[Dataset rows about figures]
============

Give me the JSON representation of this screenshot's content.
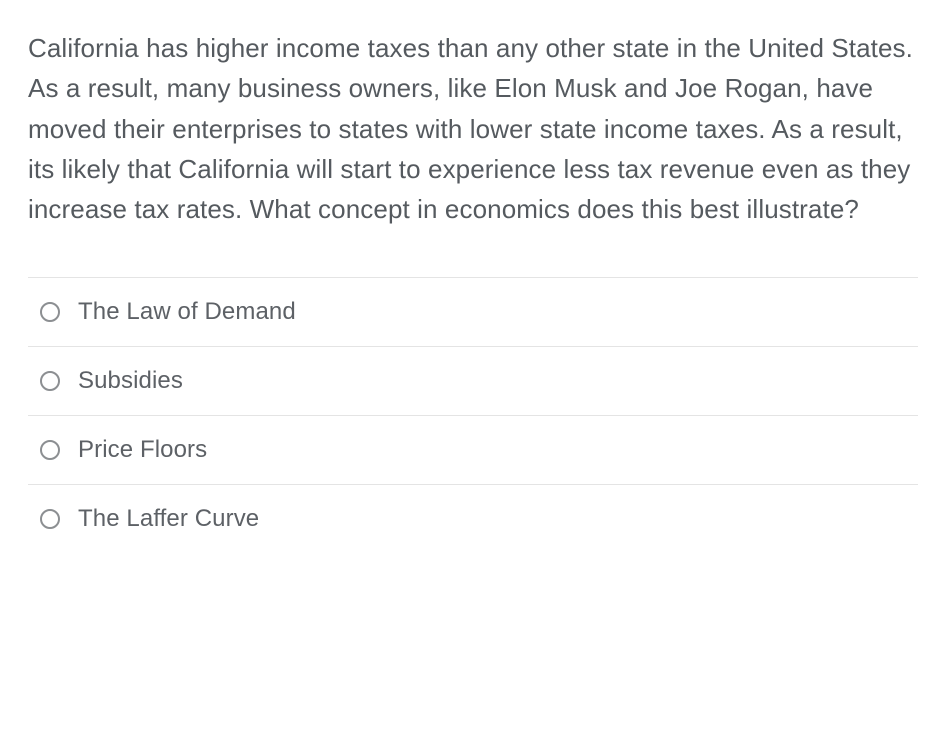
{
  "question": {
    "text": "California has higher income taxes than any other state in the United States.  As a result, many business owners, like Elon Musk and Joe Rogan, have moved their enterprises to states with lower state income taxes.  As a result, its likely that California will start to experience less tax revenue even as they increase tax rates.  What concept in economics does this best illustrate?",
    "text_color": "#555a5f",
    "font_size_pt": 20
  },
  "options": [
    {
      "label": "The Law of Demand",
      "selected": false
    },
    {
      "label": "Subsidies",
      "selected": false
    },
    {
      "label": "Price Floors",
      "selected": false
    },
    {
      "label": "The Laffer Curve",
      "selected": false
    }
  ],
  "styling": {
    "background_color": "#ffffff",
    "divider_color": "#e4e4e4",
    "radio_border_color": "#8c8f92",
    "option_text_color": "#5d6166",
    "option_font_size_pt": 18
  }
}
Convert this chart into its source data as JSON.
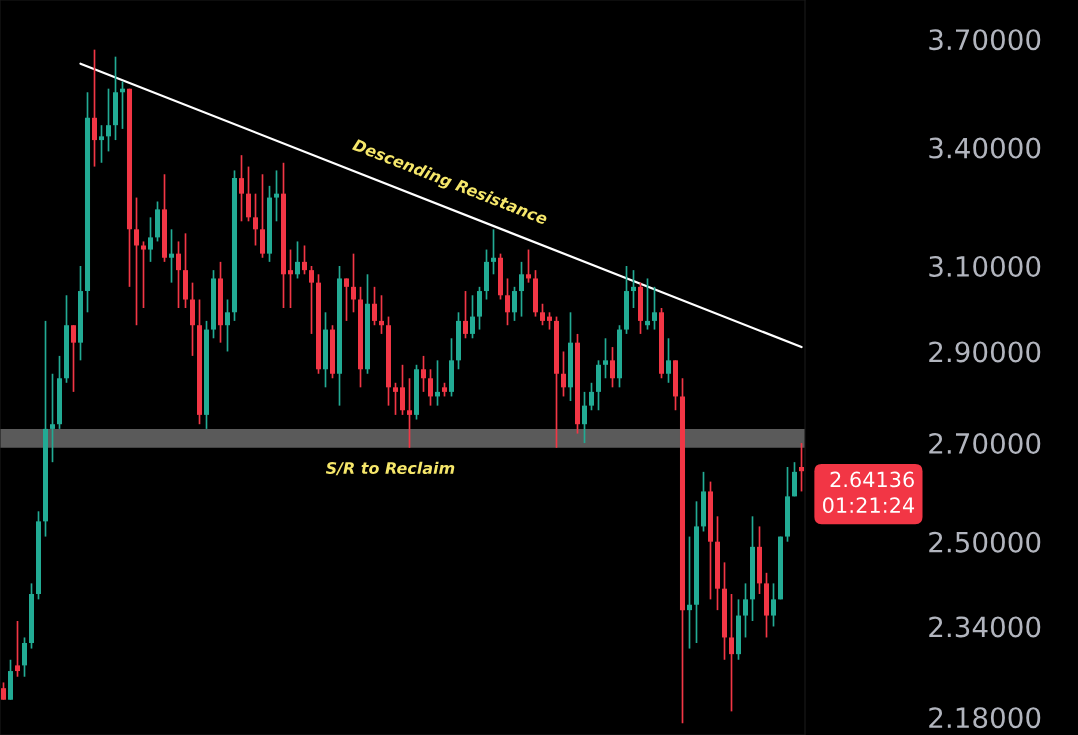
{
  "chart_data": {
    "type": "candlestick",
    "categories": [
      null,
      null,
      null,
      null,
      null,
      null,
      null,
      null,
      null,
      null,
      null,
      null,
      null,
      null,
      null,
      null,
      null,
      null,
      null,
      null,
      null,
      null,
      null,
      null,
      null,
      null,
      null,
      null,
      null,
      null,
      null,
      null,
      null,
      null,
      null,
      null,
      null,
      null,
      null,
      null,
      null,
      null,
      null,
      null,
      null,
      null,
      null,
      null,
      null,
      null,
      null,
      null,
      null,
      null,
      null,
      null,
      null,
      null,
      null,
      null,
      null,
      null,
      null,
      null,
      null,
      null,
      null,
      null,
      null,
      null,
      null,
      null,
      null,
      null,
      null,
      null,
      null,
      null,
      null,
      null,
      null,
      null,
      null,
      null,
      null,
      null,
      null,
      null,
      null,
      null,
      null,
      null,
      null,
      null,
      null,
      null,
      null,
      null,
      null,
      null,
      null,
      null,
      null,
      null,
      null,
      null,
      null,
      null,
      null,
      null,
      null,
      null,
      null,
      null,
      null
    ],
    "ohlc": [
      [
        2.23,
        2.24,
        2.21,
        2.21
      ],
      [
        2.21,
        2.28,
        2.21,
        2.26
      ],
      [
        2.27,
        2.35,
        2.25,
        2.26
      ],
      [
        2.27,
        2.32,
        2.25,
        2.31
      ],
      [
        2.31,
        2.42,
        2.3,
        2.4
      ],
      [
        2.4,
        2.56,
        2.39,
        2.54
      ],
      [
        2.54,
        2.97,
        2.51,
        2.73
      ],
      [
        2.73,
        2.85,
        2.66,
        2.74
      ],
      [
        2.74,
        2.89,
        2.73,
        2.84
      ],
      [
        2.84,
        3.03,
        2.83,
        2.96
      ],
      [
        2.96,
        2.96,
        2.81,
        2.92
      ],
      [
        2.92,
        3.1,
        2.88,
        3.04
      ],
      [
        3.04,
        3.55,
        2.99,
        3.48
      ],
      [
        3.48,
        3.67,
        3.35,
        3.42
      ],
      [
        3.42,
        3.46,
        3.36,
        3.43
      ],
      [
        3.43,
        3.56,
        3.39,
        3.46
      ],
      [
        3.46,
        3.65,
        3.42,
        3.55
      ],
      [
        3.55,
        3.58,
        3.45,
        3.56
      ],
      [
        3.56,
        3.56,
        3.05,
        3.19
      ],
      [
        3.19,
        3.27,
        2.96,
        3.15
      ],
      [
        3.15,
        3.16,
        3.0,
        3.14
      ],
      [
        3.14,
        3.22,
        3.11,
        3.17
      ],
      [
        3.17,
        3.26,
        3.16,
        3.24
      ],
      [
        3.24,
        3.33,
        3.11,
        3.12
      ],
      [
        3.12,
        3.19,
        3.06,
        3.13
      ],
      [
        3.13,
        3.16,
        3.0,
        3.09
      ],
      [
        3.09,
        3.18,
        3.0,
        3.02
      ],
      [
        3.02,
        3.06,
        2.89,
        2.96
      ],
      [
        2.96,
        3.02,
        2.74,
        2.76
      ],
      [
        2.76,
        2.97,
        2.73,
        2.95
      ],
      [
        2.95,
        3.09,
        2.93,
        3.07
      ],
      [
        3.07,
        3.11,
        2.92,
        2.96
      ],
      [
        2.96,
        3.02,
        2.9,
        2.99
      ],
      [
        2.99,
        3.34,
        2.97,
        3.32
      ],
      [
        3.32,
        3.38,
        3.21,
        3.28
      ],
      [
        3.28,
        3.35,
        3.21,
        3.22
      ],
      [
        3.22,
        3.28,
        3.15,
        3.19
      ],
      [
        3.19,
        3.33,
        3.12,
        3.13
      ],
      [
        3.13,
        3.3,
        3.11,
        3.27
      ],
      [
        3.27,
        3.34,
        3.21,
        3.28
      ],
      [
        3.28,
        3.36,
        3.0,
        3.08
      ],
      [
        3.09,
        3.14,
        3.0,
        3.08
      ],
      [
        3.08,
        3.16,
        3.07,
        3.11
      ],
      [
        3.11,
        3.15,
        3.08,
        3.09
      ],
      [
        3.09,
        3.1,
        2.94,
        3.06
      ],
      [
        3.06,
        3.08,
        2.85,
        2.86
      ],
      [
        2.86,
        2.99,
        2.82,
        2.95
      ],
      [
        2.95,
        2.96,
        2.84,
        2.85
      ],
      [
        2.85,
        3.1,
        2.78,
        3.07
      ],
      [
        3.07,
        3.07,
        2.97,
        3.05
      ],
      [
        3.05,
        3.13,
        2.99,
        3.02
      ],
      [
        3.02,
        3.05,
        2.82,
        2.86
      ],
      [
        2.86,
        3.08,
        2.85,
        3.01
      ],
      [
        3.01,
        3.05,
        2.96,
        2.97
      ],
      [
        2.97,
        3.03,
        2.94,
        2.96
      ],
      [
        2.96,
        2.98,
        2.78,
        2.82
      ],
      [
        2.82,
        2.83,
        2.76,
        2.81
      ],
      [
        2.82,
        2.87,
        2.76,
        2.77
      ],
      [
        2.77,
        2.84,
        2.69,
        2.76
      ],
      [
        2.76,
        2.87,
        2.75,
        2.86
      ],
      [
        2.86,
        2.89,
        2.81,
        2.84
      ],
      [
        2.84,
        2.86,
        2.78,
        2.8
      ],
      [
        2.8,
        2.88,
        2.78,
        2.81
      ],
      [
        2.82,
        2.83,
        2.8,
        2.81
      ],
      [
        2.81,
        2.93,
        2.8,
        2.88
      ],
      [
        2.88,
        2.99,
        2.86,
        2.97
      ],
      [
        2.97,
        3.04,
        2.93,
        2.94
      ],
      [
        2.94,
        3.03,
        2.93,
        2.98
      ],
      [
        2.98,
        3.05,
        2.95,
        3.04
      ],
      [
        3.04,
        3.14,
        3.02,
        3.11
      ],
      [
        3.11,
        3.19,
        3.08,
        3.12
      ],
      [
        3.12,
        3.13,
        3.02,
        3.03
      ],
      [
        3.03,
        3.07,
        2.96,
        2.99
      ],
      [
        2.99,
        3.05,
        2.97,
        3.04
      ],
      [
        3.04,
        3.11,
        2.98,
        3.08
      ],
      [
        3.08,
        3.14,
        3.06,
        3.07
      ],
      [
        3.07,
        3.09,
        2.98,
        2.99
      ],
      [
        2.99,
        3.01,
        2.96,
        2.97
      ],
      [
        2.98,
        2.99,
        2.95,
        2.97
      ],
      [
        2.97,
        2.98,
        2.69,
        2.85
      ],
      [
        2.85,
        2.9,
        2.8,
        2.82
      ],
      [
        2.82,
        2.99,
        2.79,
        2.92
      ],
      [
        2.92,
        2.94,
        2.72,
        2.74
      ],
      [
        2.74,
        2.81,
        2.7,
        2.78
      ],
      [
        2.78,
        2.83,
        2.77,
        2.81
      ],
      [
        2.81,
        2.88,
        2.77,
        2.87
      ],
      [
        2.87,
        2.93,
        2.84,
        2.88
      ],
      [
        2.88,
        2.91,
        2.82,
        2.84
      ],
      [
        2.84,
        2.96,
        2.82,
        2.95
      ],
      [
        2.95,
        3.1,
        2.94,
        3.04
      ],
      [
        3.04,
        3.09,
        3.0,
        3.05
      ],
      [
        3.05,
        3.06,
        2.94,
        2.97
      ],
      [
        2.96,
        3.07,
        2.95,
        2.97
      ],
      [
        2.97,
        3.05,
        2.95,
        2.99
      ],
      [
        2.99,
        3.0,
        2.84,
        2.85
      ],
      [
        2.85,
        2.93,
        2.83,
        2.88
      ],
      [
        2.88,
        2.88,
        2.77,
        2.8
      ],
      [
        2.8,
        2.84,
        2.17,
        2.37
      ],
      [
        2.37,
        2.51,
        2.3,
        2.38
      ],
      [
        2.38,
        2.58,
        2.31,
        2.53
      ],
      [
        2.53,
        2.64,
        2.52,
        2.6
      ],
      [
        2.6,
        2.62,
        2.39,
        2.5
      ],
      [
        2.5,
        2.55,
        2.37,
        2.41
      ],
      [
        2.41,
        2.46,
        2.28,
        2.32
      ],
      [
        2.32,
        2.4,
        2.19,
        2.29
      ],
      [
        2.29,
        2.39,
        2.28,
        2.36
      ],
      [
        2.36,
        2.42,
        2.32,
        2.39
      ],
      [
        2.39,
        2.55,
        2.35,
        2.49
      ],
      [
        2.49,
        2.53,
        2.4,
        2.42
      ],
      [
        2.42,
        2.44,
        2.32,
        2.36
      ],
      [
        2.36,
        2.42,
        2.34,
        2.39
      ],
      [
        2.39,
        2.51,
        2.39,
        2.51
      ],
      [
        2.51,
        2.65,
        2.5,
        2.59
      ],
      [
        2.59,
        2.66,
        2.59,
        2.64
      ],
      [
        2.65,
        2.7,
        2.6,
        2.64136
      ]
    ],
    "colors": [
      "#f23645",
      "#22ab94",
      "#f23645",
      "#22ab94",
      "#22ab94",
      "#22ab94",
      "#22ab94",
      "#22ab94",
      "#22ab94",
      "#22ab94",
      "#f23645",
      "#22ab94",
      "#22ab94",
      "#f23645",
      "#22ab94",
      "#22ab94",
      "#22ab94",
      "#22ab94",
      "#f23645",
      "#f23645",
      "#f23645",
      "#22ab94",
      "#22ab94",
      "#f23645",
      "#22ab94",
      "#f23645",
      "#f23645",
      "#f23645",
      "#f23645",
      "#22ab94",
      "#22ab94",
      "#f23645",
      "#22ab94",
      "#22ab94",
      "#f23645",
      "#f23645",
      "#f23645",
      "#f23645",
      "#22ab94",
      "#22ab94",
      "#f23645",
      "#f23645",
      "#22ab94",
      "#f23645",
      "#f23645",
      "#f23645",
      "#22ab94",
      "#f23645",
      "#22ab94",
      "#f23645",
      "#f23645",
      "#f23645",
      "#22ab94",
      "#f23645",
      "#f23645",
      "#f23645",
      "#f23645",
      "#f23645",
      "#f23645",
      "#22ab94",
      "#f23645",
      "#f23645",
      "#22ab94",
      "#f23645",
      "#22ab94",
      "#22ab94",
      "#f23645",
      "#22ab94",
      "#22ab94",
      "#22ab94",
      "#22ab94",
      "#f23645",
      "#f23645",
      "#22ab94",
      "#22ab94",
      "#f23645",
      "#f23645",
      "#f23645",
      "#f23645",
      "#f23645",
      "#f23645",
      "#22ab94",
      "#f23645",
      "#22ab94",
      "#22ab94",
      "#22ab94",
      "#22ab94",
      "#f23645",
      "#22ab94",
      "#22ab94",
      "#22ab94",
      "#f23645",
      "#22ab94",
      "#22ab94",
      "#f23645",
      "#22ab94",
      "#f23645",
      "#f23645",
      "#22ab94",
      "#22ab94",
      "#22ab94",
      "#f23645",
      "#f23645",
      "#f23645",
      "#f23645",
      "#22ab94",
      "#22ab94",
      "#22ab94",
      "#f23645",
      "#f23645",
      "#22ab94",
      "#22ab94",
      "#22ab94",
      "#22ab94",
      "#f23645"
    ],
    "series": [
      {
        "type": "line",
        "values": [
          null,
          null,
          null,
          null,
          null,
          null,
          null,
          null,
          null,
          null,
          null,
          3.63,
          null,
          null,
          null,
          null,
          null,
          null,
          null,
          null,
          null,
          null,
          null,
          null,
          null,
          null,
          null,
          null,
          null,
          null,
          null,
          null,
          null,
          null,
          null,
          null,
          null,
          null,
          null,
          null,
          null,
          null,
          null,
          null,
          null,
          null,
          null,
          null,
          null,
          null,
          null,
          null,
          null,
          null,
          null,
          null,
          null,
          null,
          null,
          null,
          null,
          null,
          null,
          null,
          null,
          null,
          null,
          null,
          null,
          null,
          null,
          null,
          null,
          null,
          null,
          null,
          null,
          null,
          null,
          null,
          null,
          null,
          null,
          null,
          null,
          null,
          null,
          null,
          null,
          null,
          null,
          null,
          null,
          null,
          null,
          null,
          null,
          null,
          null,
          null,
          null,
          null,
          null,
          null,
          null,
          null,
          null,
          null,
          null,
          null,
          null,
          null,
          null,
          null,
          2.91
        ],
        "color": "#ffffff"
      }
    ],
    "bands": [
      {
        "axis": "y",
        "from": 2.69,
        "to": 2.73,
        "label": "S/R to Reclaim",
        "color": "#5a5a5a"
      }
    ],
    "annotations": [
      "Descending Resistance",
      "2.64136",
      "01:21:24"
    ],
    "log": true,
    "ylim": [
      2.15,
      3.815
    ],
    "yticks": [
      {
        "value": 2.18,
        "label": "2.18000"
      },
      {
        "value": 2.34,
        "label": "2.34000"
      },
      {
        "value": 2.5,
        "label": "2.50000"
      },
      {
        "value": 2.7,
        "label": "2.70000"
      },
      {
        "value": 2.9,
        "label": "2.90000"
      },
      {
        "value": 3.1,
        "label": "3.10000"
      },
      {
        "value": 3.4,
        "label": "3.40000"
      },
      {
        "value": 3.7,
        "label": "3.70000"
      }
    ],
    "tick_labels": "y",
    "grid": false
  }
}
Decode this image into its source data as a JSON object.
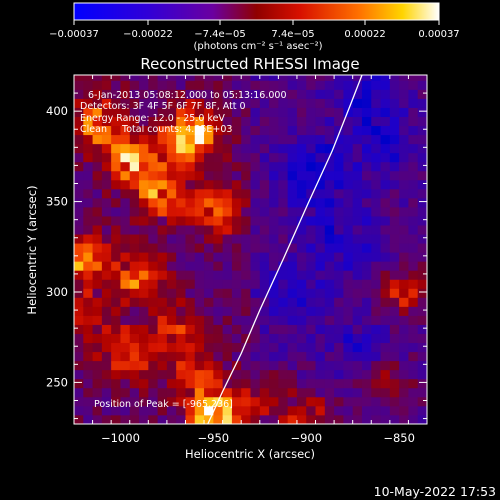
{
  "chart_data": {
    "type": "heatmap",
    "title": "Reconstructed RHESSI Image",
    "xlabel": "Heliocentric X (arcsec)",
    "ylabel": "Heliocentric Y (arcsec)",
    "xlim": [
      -1025,
      -835
    ],
    "ylim": [
      227,
      420
    ],
    "xticks": [
      -1000,
      -950,
      -900,
      -850
    ],
    "xtick_labels": [
      "−1000",
      "−950",
      "−900",
      "−850"
    ],
    "yticks": [
      250,
      300,
      350,
      400
    ],
    "ytick_labels": [
      "250",
      "300",
      "350",
      "400"
    ],
    "colorbar": {
      "range": [
        -0.00037,
        0.00037
      ],
      "ticks": [
        -0.00037,
        -0.00022,
        -7.4e-05,
        7.4e-05,
        0.00022,
        0.00037
      ],
      "tick_labels": [
        "−0.00037",
        "−0.00022",
        "−7.4e−05",
        "7.4e−05",
        "0.00022",
        "0.00037"
      ],
      "unit_label": "(photons cm⁻² s⁻¹ asec⁻²)",
      "colors": [
        "#0000ff",
        "#4b00a8",
        "#8a0000",
        "#e22000",
        "#ff9a00",
        "#ffffff"
      ]
    },
    "annotations": [
      "6-Jan-2013 05:08:12.000 to 05:13:16.000",
      "Detectors: 3F 4F 5F 6F 7F 8F, Att 0",
      "Energy Range: 12.0 - 25.0 keV",
      "Clean     Total counts: 4.35E+03"
    ],
    "peak_label": "Position of Peak = [-965,236]",
    "limb": {
      "x": [
        -953,
        -945,
        -935,
        -925,
        -912,
        -899,
        -886,
        -876,
        -870
      ],
      "y": [
        227,
        245,
        266,
        290,
        319,
        349,
        378,
        404,
        420
      ]
    },
    "hotspots": [
      {
        "x": -962,
        "y": 387,
        "amp": 1.0
      },
      {
        "x": -995,
        "y": 375,
        "amp": 0.72
      },
      {
        "x": -1012,
        "y": 395,
        "amp": 0.55
      },
      {
        "x": -978,
        "y": 356,
        "amp": 0.65
      },
      {
        "x": -949,
        "y": 345,
        "amp": 0.55
      },
      {
        "x": -1018,
        "y": 318,
        "amp": 0.6
      },
      {
        "x": -990,
        "y": 310,
        "amp": 0.55
      },
      {
        "x": -1020,
        "y": 285,
        "amp": 0.45
      },
      {
        "x": -970,
        "y": 280,
        "amp": 0.4
      },
      {
        "x": -995,
        "y": 265,
        "amp": 0.5
      },
      {
        "x": -950,
        "y": 230,
        "amp": 0.95
      },
      {
        "x": -960,
        "y": 255,
        "amp": 0.4
      },
      {
        "x": -925,
        "y": 240,
        "amp": 0.35
      },
      {
        "x": -848,
        "y": 300,
        "amp": 0.45
      },
      {
        "x": -858,
        "y": 250,
        "amp": 0.35
      },
      {
        "x": -900,
        "y": 230,
        "amp": 0.45
      }
    ],
    "coldspots": [
      {
        "x": -896,
        "y": 365,
        "amp": 0.8
      },
      {
        "x": -865,
        "y": 405,
        "amp": 0.6
      },
      {
        "x": -880,
        "y": 330,
        "amp": 0.55
      },
      {
        "x": -905,
        "y": 300,
        "amp": 0.45
      },
      {
        "x": -870,
        "y": 270,
        "amp": 0.4
      },
      {
        "x": -860,
        "y": 380,
        "amp": 0.5
      }
    ]
  },
  "footer": {
    "date_stamp": "10-May-2022 17:53"
  }
}
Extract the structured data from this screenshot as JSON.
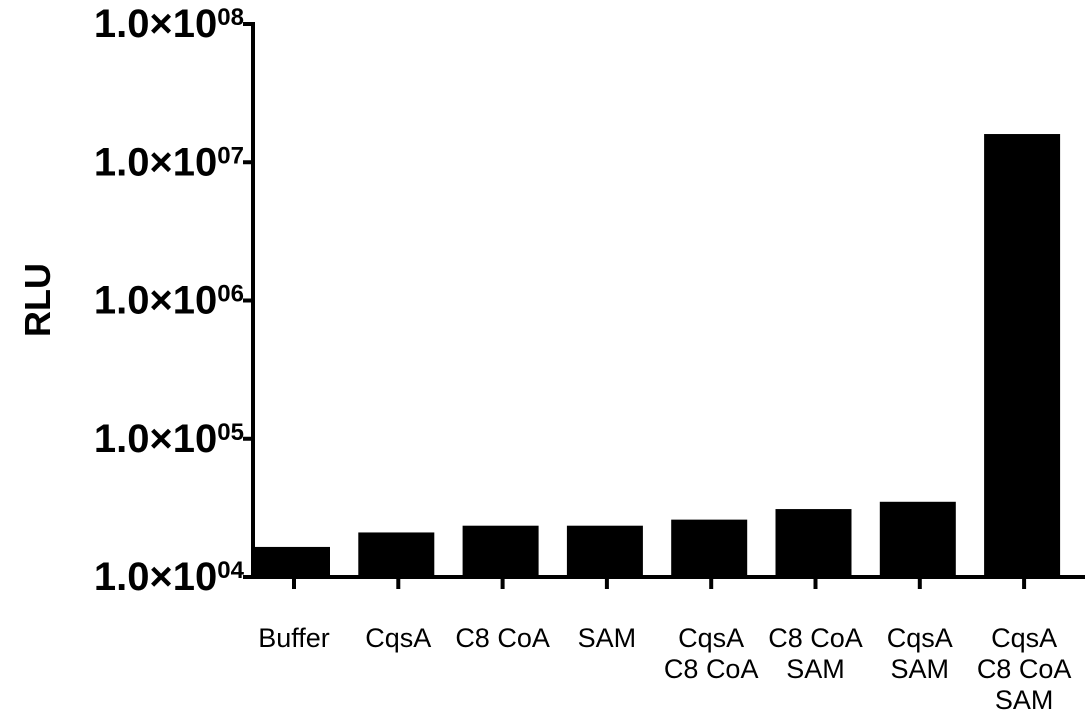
{
  "chart_data": {
    "type": "bar",
    "title": "",
    "xlabel": "",
    "ylabel": "RLU",
    "yscale": "log",
    "ylim": [
      10000,
      100000000
    ],
    "grid": false,
    "legend": "none",
    "bar_color": "#000000",
    "yticks": [
      {
        "value": 10000,
        "mantissa": "1.0×10",
        "exponent": "04"
      },
      {
        "value": 100000,
        "mantissa": "1.0×10",
        "exponent": "05"
      },
      {
        "value": 1000000,
        "mantissa": "1.0×10",
        "exponent": "06"
      },
      {
        "value": 10000000,
        "mantissa": "1.0×10",
        "exponent": "07"
      },
      {
        "value": 100000000,
        "mantissa": "1.0×10",
        "exponent": "08"
      }
    ],
    "categories": [
      [
        "Buffer"
      ],
      [
        "CqsA"
      ],
      [
        "C8 CoA"
      ],
      [
        "SAM"
      ],
      [
        "CqsA",
        "C8 CoA"
      ],
      [
        "C8 CoA",
        "SAM"
      ],
      [
        "CqsA",
        "SAM"
      ],
      [
        "CqsA",
        "C8 CoA",
        "SAM"
      ]
    ],
    "values": [
      16500,
      21000,
      23500,
      23500,
      26000,
      31000,
      35000,
      16000000
    ]
  }
}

============

Set problem
Select and copy each line from the data that includes the word "arcsec".

Response for this exercise
    "xlabel": "Heliocentric X (arcsec)",
    "ylabel": "Heliocentric Y (arcsec)",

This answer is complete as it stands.